Task to carry out |
Copy the passage from the Mukesh Ambani telecom article between "Is Reliance Group" and "since he was 22.", inclusive, reproducing the wording unchanged.

Source excerpt |
########

BUSINESS

Mukesh Ambani's telecom thrust

By Haseeb Drabu and Arijit De
December 28, 2002 18:22 IST

Is Reliance Group Chairman Mukesh Ambani becoming a trace arrogant?

As the Reliance Group launches its most ambitious project ever, he is dismissive about the competition: not because of his strengths but because of their weaknesses.

He doesn't believe they are anywhere close to him and they aren't about to catch up.

If there is a trace of arrogance in all this, it is perhaps understandable. Mukesh has been setting up mega-projects -- each bigger than the other -- since he was 22.

He cut his project building skills at Patalganga and then moved on to Hazira. Then came the Jamnagar refinery, which was again bigger than the two before it.

This week it is Reliance Infocomm, the giant project that aims at turning the group into the 'Maruti of the telecom world.'

When the switch was turned on on Friday, telephone users in 400 cities had a new choice before them. The best part is that Reliance is playing the role of a price warrior.

Certainly, Reliance, under Mukesh, is being innovative as it makes its Big Bang entry into the telecom sector.

Take the distribution system that it is putting into place in 600 cities. The Dhirubhai Ambani Entrepreneurship Scheme aims to cut capital deployment and distribution cost.

Says Mukesh: "We decided to train young people under the DA Entrepreneurship programme and open the entire service sector portfolio to them." There is, of course, a catch for the young entrepreneurs: "He does not get paid if he does not get subscribers."

While every single idea and every new foray that Reliance has made till now is still being attributed to 'Papa' -- that phrase is used about 50 times in 100 minutes -- it is impossible for anyone who has tracked the growth of Reliance not to see the basic change: If the father used the regulatory system, the son is working the market system.

The new forays may be based on the 'ideas' of the founder chairman, they will be executed according to the new chairman's understanding of how the new market oriented regime works and what it demands.

This is the basic change in the group and everything else --from ethics to strategy to use of technology -- falls into place automatically.

Mukesh is  today not looking at the competition; he is focused on the consumer; and in the spirit of globalisation, while the consumer may at present be a domestic one, Mukesh's mind has moved ahead to look for and acquire the global consumer.

The corporate benchmarks have gone global too. Indeed, he is almost offended when he is compared to other Indian companies.

"As I see it, I am at the bottom of the global ladder, not at the top of the Indian ladder. I am a pigmy when compared to the global players."

########

Dataset extract |
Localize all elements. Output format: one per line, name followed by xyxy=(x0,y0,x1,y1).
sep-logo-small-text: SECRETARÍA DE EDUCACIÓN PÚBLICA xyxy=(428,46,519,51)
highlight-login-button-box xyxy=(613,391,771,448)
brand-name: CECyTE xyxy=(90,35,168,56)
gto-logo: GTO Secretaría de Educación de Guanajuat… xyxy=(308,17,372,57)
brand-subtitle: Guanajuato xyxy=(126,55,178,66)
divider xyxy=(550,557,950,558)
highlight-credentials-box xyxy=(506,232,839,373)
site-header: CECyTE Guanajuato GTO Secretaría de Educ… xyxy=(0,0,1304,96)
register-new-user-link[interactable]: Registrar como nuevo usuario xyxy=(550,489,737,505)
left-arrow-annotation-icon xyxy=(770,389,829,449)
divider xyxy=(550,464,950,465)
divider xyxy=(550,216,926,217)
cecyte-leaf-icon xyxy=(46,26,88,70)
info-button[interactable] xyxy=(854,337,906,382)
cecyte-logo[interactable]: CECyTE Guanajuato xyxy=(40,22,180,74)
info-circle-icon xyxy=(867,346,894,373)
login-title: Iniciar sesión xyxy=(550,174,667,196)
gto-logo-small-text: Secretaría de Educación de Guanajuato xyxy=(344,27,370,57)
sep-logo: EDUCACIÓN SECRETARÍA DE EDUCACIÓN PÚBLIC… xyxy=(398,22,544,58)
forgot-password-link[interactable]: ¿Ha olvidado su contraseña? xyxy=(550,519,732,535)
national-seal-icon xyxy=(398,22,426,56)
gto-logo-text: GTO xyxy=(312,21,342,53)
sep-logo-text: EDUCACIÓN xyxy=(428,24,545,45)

########

Task result |
Is Reliance Group Chairman Mukesh Ambani becoming a trace arrogant?

As the Reliance Group launches its most ambitious project ever, he is dismissive about the competition: not because of his strengths but because of their weaknesses.

He doesn't believe they are anywhere close to him and they aren't about to catch up.

If there is a trace of arrogance in all this, it is perhaps understandable. Mukesh has been setting up mega-projects -- each bigger than the other -- since he was 22.